= RECORDS FOR PROCESSING =
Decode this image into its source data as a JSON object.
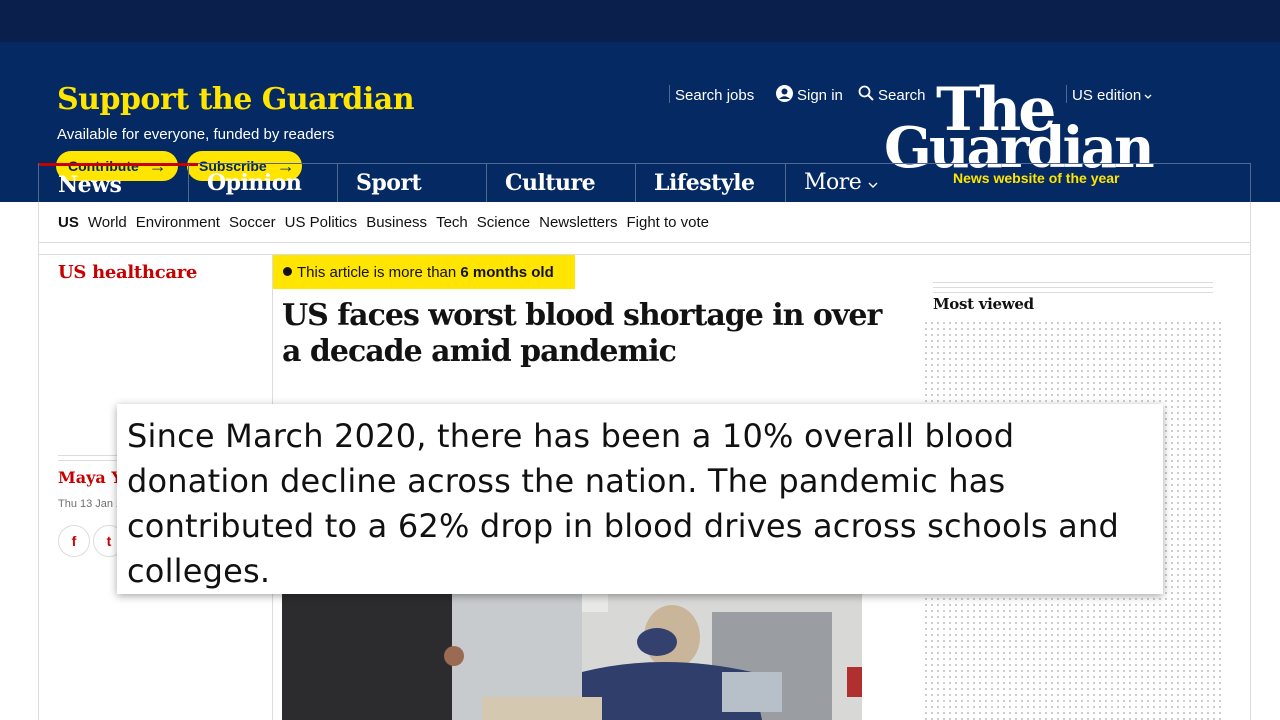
{
  "masthead": {
    "support_title": "Support the Guardian",
    "support_subtitle": "Available for everyone, funded by readers",
    "contribute_label": "Contribute",
    "subscribe_label": "Subscribe",
    "arrow_glyph": "→",
    "utility": {
      "search_jobs": "Search jobs",
      "sign_in": "Sign in",
      "search": "Search",
      "edition": "US edition"
    },
    "logo_line1": "The",
    "logo_line2": "Guardian",
    "logo_tagline": "News website of the year",
    "colors": {
      "brand_blue": "#052962",
      "accent_yellow": "#ffe500",
      "news_red": "#c70000"
    }
  },
  "pillars": [
    {
      "label": "News",
      "active": true
    },
    {
      "label": "Opinion"
    },
    {
      "label": "Sport"
    },
    {
      "label": "Culture"
    },
    {
      "label": "Lifestyle"
    }
  ],
  "more_label": "More",
  "subnav": [
    "US",
    "World",
    "Environment",
    "Soccer",
    "US Politics",
    "Business",
    "Tech",
    "Science",
    "Newsletters",
    "Fight to vote"
  ],
  "article": {
    "section": "US healthcare",
    "age_badge_prefix": "This article is more than",
    "age_badge_bold": "6 months old",
    "headline": "US faces worst blood shortage in over a decade amid pandemic",
    "author_partial": "Maya Ya",
    "date_partial": "Thu 13 Jan 2",
    "share_facebook": "f",
    "share_twitter": "t"
  },
  "sidebar": {
    "most_viewed": "Most viewed"
  },
  "caption": {
    "text": "Since March 2020, there has been a 10% overall blood donation decline across the nation. The pandemic has contributed to a 62% drop in blood drives across schools and colleges."
  },
  "icons": [
    "user-icon",
    "search-icon",
    "chevron-down-icon",
    "arrow-right-icon",
    "clock-icon",
    "facebook-icon",
    "twitter-icon"
  ]
}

= PROBLEM TO SOLVE =
Count the lines in the records above that contain the word "article", and reply with only that number.

= CORRECT OUTPUT =
2